## PROBLEM DETAILS
Print every line of the listing exactly, please.

--- start of DATA IN THIS EXERCISE ---

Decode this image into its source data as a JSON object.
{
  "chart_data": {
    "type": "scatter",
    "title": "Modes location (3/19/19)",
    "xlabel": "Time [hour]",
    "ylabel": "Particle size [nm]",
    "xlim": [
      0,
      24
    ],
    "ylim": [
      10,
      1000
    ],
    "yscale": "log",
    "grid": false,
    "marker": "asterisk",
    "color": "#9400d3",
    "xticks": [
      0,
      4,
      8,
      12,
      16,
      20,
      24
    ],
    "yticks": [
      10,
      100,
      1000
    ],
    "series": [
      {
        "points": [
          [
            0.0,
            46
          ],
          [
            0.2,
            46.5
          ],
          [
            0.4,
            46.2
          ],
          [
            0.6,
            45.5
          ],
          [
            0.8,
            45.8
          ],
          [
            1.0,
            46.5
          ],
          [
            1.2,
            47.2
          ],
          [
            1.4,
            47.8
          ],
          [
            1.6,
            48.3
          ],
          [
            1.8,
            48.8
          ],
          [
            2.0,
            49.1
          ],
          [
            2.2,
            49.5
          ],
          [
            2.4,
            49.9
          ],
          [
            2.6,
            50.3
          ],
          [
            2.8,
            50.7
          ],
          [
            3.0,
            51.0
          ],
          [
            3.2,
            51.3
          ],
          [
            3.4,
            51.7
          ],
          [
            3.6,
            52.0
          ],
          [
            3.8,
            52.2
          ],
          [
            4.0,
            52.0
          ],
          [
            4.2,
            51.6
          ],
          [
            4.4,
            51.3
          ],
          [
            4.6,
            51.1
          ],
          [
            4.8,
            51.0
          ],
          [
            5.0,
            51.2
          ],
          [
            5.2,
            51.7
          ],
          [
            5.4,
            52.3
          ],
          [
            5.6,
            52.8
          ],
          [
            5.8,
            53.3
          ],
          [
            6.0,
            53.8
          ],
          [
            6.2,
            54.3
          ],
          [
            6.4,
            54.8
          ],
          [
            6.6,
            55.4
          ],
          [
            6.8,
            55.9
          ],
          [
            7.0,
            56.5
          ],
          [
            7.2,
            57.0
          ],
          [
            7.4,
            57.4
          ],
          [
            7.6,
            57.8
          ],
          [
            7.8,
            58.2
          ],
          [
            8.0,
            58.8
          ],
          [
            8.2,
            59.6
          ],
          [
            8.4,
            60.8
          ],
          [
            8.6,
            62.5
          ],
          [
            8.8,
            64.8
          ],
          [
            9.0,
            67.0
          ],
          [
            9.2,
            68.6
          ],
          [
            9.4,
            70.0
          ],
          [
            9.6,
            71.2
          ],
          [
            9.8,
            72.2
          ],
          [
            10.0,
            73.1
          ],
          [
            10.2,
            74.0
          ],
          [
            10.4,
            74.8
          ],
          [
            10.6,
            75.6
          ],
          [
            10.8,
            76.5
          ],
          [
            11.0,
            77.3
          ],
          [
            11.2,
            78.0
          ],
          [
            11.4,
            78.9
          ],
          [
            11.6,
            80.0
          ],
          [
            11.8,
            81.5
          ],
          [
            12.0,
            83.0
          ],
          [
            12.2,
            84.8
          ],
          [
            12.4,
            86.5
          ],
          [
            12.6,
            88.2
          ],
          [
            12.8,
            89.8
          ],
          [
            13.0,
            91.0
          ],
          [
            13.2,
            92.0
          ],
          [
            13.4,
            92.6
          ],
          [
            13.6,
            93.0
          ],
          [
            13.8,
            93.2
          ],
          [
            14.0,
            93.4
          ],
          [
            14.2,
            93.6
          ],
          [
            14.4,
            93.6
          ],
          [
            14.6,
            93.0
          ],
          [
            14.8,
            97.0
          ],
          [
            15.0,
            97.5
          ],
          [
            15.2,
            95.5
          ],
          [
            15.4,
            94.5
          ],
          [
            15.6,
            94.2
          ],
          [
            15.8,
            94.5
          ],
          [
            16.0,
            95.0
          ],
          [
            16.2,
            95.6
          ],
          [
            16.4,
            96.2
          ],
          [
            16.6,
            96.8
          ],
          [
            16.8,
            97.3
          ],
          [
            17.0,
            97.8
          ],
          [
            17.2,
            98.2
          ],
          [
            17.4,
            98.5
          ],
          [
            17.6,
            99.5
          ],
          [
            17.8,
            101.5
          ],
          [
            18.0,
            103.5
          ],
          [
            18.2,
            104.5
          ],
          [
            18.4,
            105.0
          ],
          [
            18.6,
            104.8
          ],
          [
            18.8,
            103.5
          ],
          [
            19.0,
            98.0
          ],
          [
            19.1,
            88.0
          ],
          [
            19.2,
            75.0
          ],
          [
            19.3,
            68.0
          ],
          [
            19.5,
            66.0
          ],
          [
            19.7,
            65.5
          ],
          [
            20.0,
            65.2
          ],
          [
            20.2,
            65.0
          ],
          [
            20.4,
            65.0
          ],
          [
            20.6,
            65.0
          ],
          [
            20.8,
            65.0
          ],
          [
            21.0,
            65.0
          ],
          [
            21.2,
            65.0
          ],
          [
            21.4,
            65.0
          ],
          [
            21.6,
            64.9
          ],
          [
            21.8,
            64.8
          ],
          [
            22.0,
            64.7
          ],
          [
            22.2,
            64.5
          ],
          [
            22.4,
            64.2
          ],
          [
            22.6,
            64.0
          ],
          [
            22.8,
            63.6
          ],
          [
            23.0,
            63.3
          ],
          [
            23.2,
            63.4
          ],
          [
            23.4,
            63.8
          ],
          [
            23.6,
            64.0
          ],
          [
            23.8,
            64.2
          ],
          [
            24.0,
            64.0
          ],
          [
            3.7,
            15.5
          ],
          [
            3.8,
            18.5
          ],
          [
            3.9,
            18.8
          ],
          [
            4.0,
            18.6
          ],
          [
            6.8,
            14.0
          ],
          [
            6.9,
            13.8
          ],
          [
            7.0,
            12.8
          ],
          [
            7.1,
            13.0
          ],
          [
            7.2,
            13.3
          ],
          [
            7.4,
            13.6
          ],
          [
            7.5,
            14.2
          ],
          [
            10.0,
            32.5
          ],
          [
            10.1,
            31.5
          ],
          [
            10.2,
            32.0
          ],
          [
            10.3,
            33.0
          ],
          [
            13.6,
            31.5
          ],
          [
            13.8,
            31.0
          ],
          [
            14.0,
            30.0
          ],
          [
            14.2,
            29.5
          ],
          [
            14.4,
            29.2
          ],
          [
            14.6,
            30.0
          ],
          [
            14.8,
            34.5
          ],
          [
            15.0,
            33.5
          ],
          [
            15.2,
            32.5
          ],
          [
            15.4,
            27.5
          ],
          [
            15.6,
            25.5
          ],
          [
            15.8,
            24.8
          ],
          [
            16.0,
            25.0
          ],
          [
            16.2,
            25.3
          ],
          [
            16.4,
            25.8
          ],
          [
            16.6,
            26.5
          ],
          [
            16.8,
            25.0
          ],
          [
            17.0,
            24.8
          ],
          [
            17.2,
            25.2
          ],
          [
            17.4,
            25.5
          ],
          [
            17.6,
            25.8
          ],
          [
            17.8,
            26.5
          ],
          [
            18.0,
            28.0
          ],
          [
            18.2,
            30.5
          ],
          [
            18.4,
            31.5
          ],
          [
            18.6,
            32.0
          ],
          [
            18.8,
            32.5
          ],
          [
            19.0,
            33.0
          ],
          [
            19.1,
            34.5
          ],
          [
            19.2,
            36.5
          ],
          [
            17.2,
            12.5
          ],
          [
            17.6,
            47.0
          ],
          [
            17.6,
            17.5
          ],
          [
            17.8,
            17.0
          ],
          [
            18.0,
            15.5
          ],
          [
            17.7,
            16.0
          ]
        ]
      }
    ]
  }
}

--- end of DATA IN THIS EXERCISE ---

## IN RESPONSE
Decode this image into its source data as a JSON object.
{
  "chart_data": {
    "type": "scatter",
    "title": "Modes location (3/19/19)",
    "xlabel": "Time [hour]",
    "ylabel": "Particle size [nm]",
    "xlim": [
      0,
      24
    ],
    "ylim": [
      10,
      1000
    ],
    "yscale": "log",
    "grid": false,
    "marker": "asterisk",
    "color": "#9400d3",
    "xticks": [
      0,
      4,
      8,
      12,
      16,
      20,
      24
    ],
    "yticks": [
      10,
      100,
      1000
    ],
    "series": [
      {
        "points": [
          [
            0.0,
            46
          ],
          [
            0.2,
            46.5
          ],
          [
            0.4,
            46.2
          ],
          [
            0.6,
            45.5
          ],
          [
            0.8,
            45.8
          ],
          [
            1.0,
            46.5
          ],
          [
            1.2,
            47.2
          ],
          [
            1.4,
            47.8
          ],
          [
            1.6,
            48.3
          ],
          [
            1.8,
            48.8
          ],
          [
            2.0,
            49.1
          ],
          [
            2.2,
            49.5
          ],
          [
            2.4,
            49.9
          ],
          [
            2.6,
            50.3
          ],
          [
            2.8,
            50.7
          ],
          [
            3.0,
            51.0
          ],
          [
            3.2,
            51.3
          ],
          [
            3.4,
            51.7
          ],
          [
            3.6,
            52.0
          ],
          [
            3.8,
            52.2
          ],
          [
            4.0,
            52.0
          ],
          [
            4.2,
            51.6
          ],
          [
            4.4,
            51.3
          ],
          [
            4.6,
            51.1
          ],
          [
            4.8,
            51.0
          ],
          [
            5.0,
            51.2
          ],
          [
            5.2,
            51.7
          ],
          [
            5.4,
            52.3
          ],
          [
            5.6,
            52.8
          ],
          [
            5.8,
            53.3
          ],
          [
            6.0,
            53.8
          ],
          [
            6.2,
            54.3
          ],
          [
            6.4,
            54.8
          ],
          [
            6.6,
            55.4
          ],
          [
            6.8,
            55.9
          ],
          [
            7.0,
            56.5
          ],
          [
            7.2,
            57.0
          ],
          [
            7.4,
            57.4
          ],
          [
            7.6,
            57.8
          ],
          [
            7.8,
            58.2
          ],
          [
            8.0,
            58.8
          ],
          [
            8.2,
            59.6
          ],
          [
            8.4,
            60.8
          ],
          [
            8.6,
            62.5
          ],
          [
            8.8,
            64.8
          ],
          [
            9.0,
            67.0
          ],
          [
            9.2,
            68.6
          ],
          [
            9.4,
            70.0
          ],
          [
            9.6,
            71.2
          ],
          [
            9.8,
            72.2
          ],
          [
            10.0,
            73.1
          ],
          [
            10.2,
            74.0
          ],
          [
            10.4,
            74.8
          ],
          [
            10.6,
            75.6
          ],
          [
            10.8,
            76.5
          ],
          [
            11.0,
            77.3
          ],
          [
            11.2,
            78.0
          ],
          [
            11.4,
            78.9
          ],
          [
            11.6,
            80.0
          ],
          [
            11.8,
            81.5
          ],
          [
            12.0,
            83.0
          ],
          [
            12.2,
            84.8
          ],
          [
            12.4,
            86.5
          ],
          [
            12.6,
            88.2
          ],
          [
            12.8,
            89.8
          ],
          [
            13.0,
            91.0
          ],
          [
            13.2,
            92.0
          ],
          [
            13.4,
            92.6
          ],
          [
            13.6,
            93.0
          ],
          [
            13.8,
            93.2
          ],
          [
            14.0,
            93.4
          ],
          [
            14.2,
            93.6
          ],
          [
            14.4,
            93.6
          ],
          [
            14.6,
            93.0
          ],
          [
            14.8,
            97.0
          ],
          [
            15.0,
            97.5
          ],
          [
            15.2,
            95.5
          ],
          [
            15.4,
            94.5
          ],
          [
            15.6,
            94.2
          ],
          [
            15.8,
            94.5
          ],
          [
            16.0,
            95.0
          ],
          [
            16.2,
            95.6
          ],
          [
            16.4,
            96.2
          ],
          [
            16.6,
            96.8
          ],
          [
            16.8,
            97.3
          ],
          [
            17.0,
            97.8
          ],
          [
            17.2,
            98.2
          ],
          [
            17.4,
            98.5
          ],
          [
            17.6,
            99.5
          ],
          [
            17.8,
            101.5
          ],
          [
            18.0,
            103.5
          ],
          [
            18.2,
            104.5
          ],
          [
            18.4,
            105.0
          ],
          [
            18.6,
            104.8
          ],
          [
            18.8,
            103.5
          ],
          [
            19.0,
            98.0
          ],
          [
            19.1,
            88.0
          ],
          [
            19.2,
            75.0
          ],
          [
            19.3,
            68.0
          ],
          [
            19.5,
            66.0
          ],
          [
            19.7,
            65.5
          ],
          [
            20.0,
            65.2
          ],
          [
            20.2,
            65.0
          ],
          [
            20.4,
            65.0
          ],
          [
            20.6,
            65.0
          ],
          [
            20.8,
            65.0
          ],
          [
            21.0,
            65.0
          ],
          [
            21.2,
            65.0
          ],
          [
            21.4,
            65.0
          ],
          [
            21.6,
            64.9
          ],
          [
            21.8,
            64.8
          ],
          [
            22.0,
            64.7
          ],
          [
            22.2,
            64.5
          ],
          [
            22.4,
            64.2
          ],
          [
            22.6,
            64.0
          ],
          [
            22.8,
            63.6
          ],
          [
            23.0,
            63.3
          ],
          [
            23.2,
            63.4
          ],
          [
            23.4,
            63.8
          ],
          [
            23.6,
            64.0
          ],
          [
            23.8,
            64.2
          ],
          [
            24.0,
            64.0
          ],
          [
            3.7,
            15.5
          ],
          [
            3.8,
            18.5
          ],
          [
            3.9,
            18.8
          ],
          [
            4.0,
            18.6
          ],
          [
            6.8,
            14.0
          ],
          [
            6.9,
            13.8
          ],
          [
            7.0,
            12.8
          ],
          [
            7.1,
            13.0
          ],
          [
            7.2,
            13.3
          ],
          [
            7.4,
            13.6
          ],
          [
            7.5,
            14.2
          ],
          [
            10.0,
            32.5
          ],
          [
            10.1,
            31.5
          ],
          [
            10.2,
            32.0
          ],
          [
            10.3,
            33.0
          ],
          [
            13.6,
            31.5
          ],
          [
            13.8,
            31.0
          ],
          [
            14.0,
            30.0
          ],
          [
            14.2,
            29.5
          ],
          [
            14.4,
            29.2
          ],
          [
            14.6,
            30.0
          ],
          [
            14.8,
            34.5
          ],
          [
            15.0,
            33.5
          ],
          [
            15.2,
            32.5
          ],
          [
            15.4,
            27.5
          ],
          [
            15.6,
            25.5
          ],
          [
            15.8,
            24.8
          ],
          [
            16.0,
            25.0
          ],
          [
            16.2,
            25.3
          ],
          [
            16.4,
            25.8
          ],
          [
            16.6,
            26.5
          ],
          [
            16.8,
            25.0
          ],
          [
            17.0,
            24.8
          ],
          [
            17.2,
            25.2
          ],
          [
            17.4,
            25.5
          ],
          [
            17.6,
            25.8
          ],
          [
            17.8,
            26.5
          ],
          [
            18.0,
            28.0
          ],
          [
            18.2,
            30.5
          ],
          [
            18.4,
            31.5
          ],
          [
            18.6,
            32.0
          ],
          [
            18.8,
            32.5
          ],
          [
            19.0,
            33.0
          ],
          [
            19.1,
            34.5
          ],
          [
            19.2,
            36.5
          ],
          [
            17.2,
            12.5
          ],
          [
            17.6,
            47.0
          ],
          [
            17.6,
            17.5
          ],
          [
            17.8,
            17.0
          ],
          [
            18.0,
            15.5
          ],
          [
            17.7,
            16.0
          ]
        ]
      }
    ]
  }
}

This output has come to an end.